Find each line with the word "background" and copy it.

----------

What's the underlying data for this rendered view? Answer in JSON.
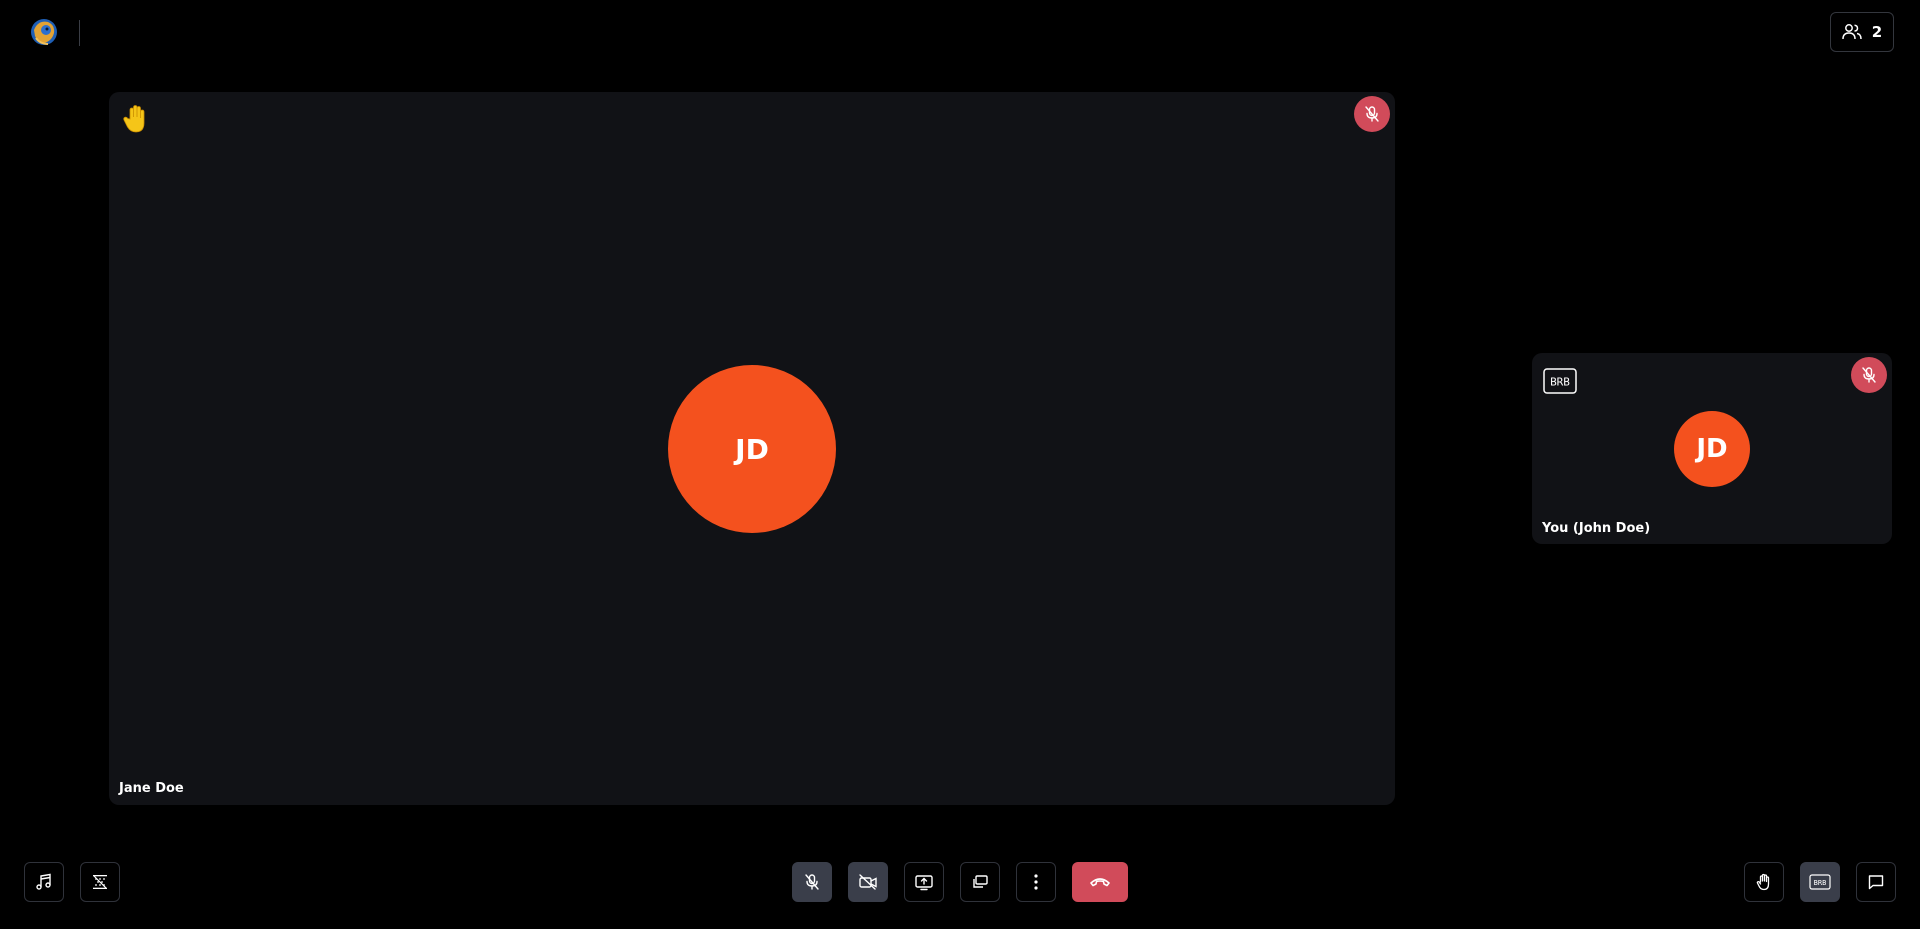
{
  "header": {
    "logo_icon": "lion-logo-icon",
    "participants": {
      "icon": "users-icon",
      "count": "2"
    }
  },
  "main_tile": {
    "participant_name": "Jane Doe",
    "avatar_initials": "JD",
    "status_icon": "raised-hand-icon",
    "muted_icon": "mic-off-icon"
  },
  "self_tile": {
    "participant_name": "You (John Doe)",
    "avatar_initials": "JD",
    "status_icon": "brb-icon",
    "muted_icon": "mic-off-icon"
  },
  "toolbar": {
    "left": [
      "music-note-icon",
      "background-blur-icon"
    ],
    "center": [
      "mic-off-icon",
      "camera-off-icon",
      "share-screen-icon",
      "picture-in-picture-icon",
      "more-options-icon",
      "end-call-icon"
    ],
    "right": [
      "raise-hand-icon",
      "brb-icon",
      "chat-icon"
    ]
  },
  "colors": {
    "background": "#000000",
    "tile": "#111216",
    "avatar": "#f4511e",
    "muted_badge": "#d14b5a",
    "end_call": "#d14b5a",
    "active_button": "#3a3e4a",
    "hand_emoji": "#f5c518"
  }
}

----------

Task solution ::
      "background-blur-icon"
    "background": "#000000",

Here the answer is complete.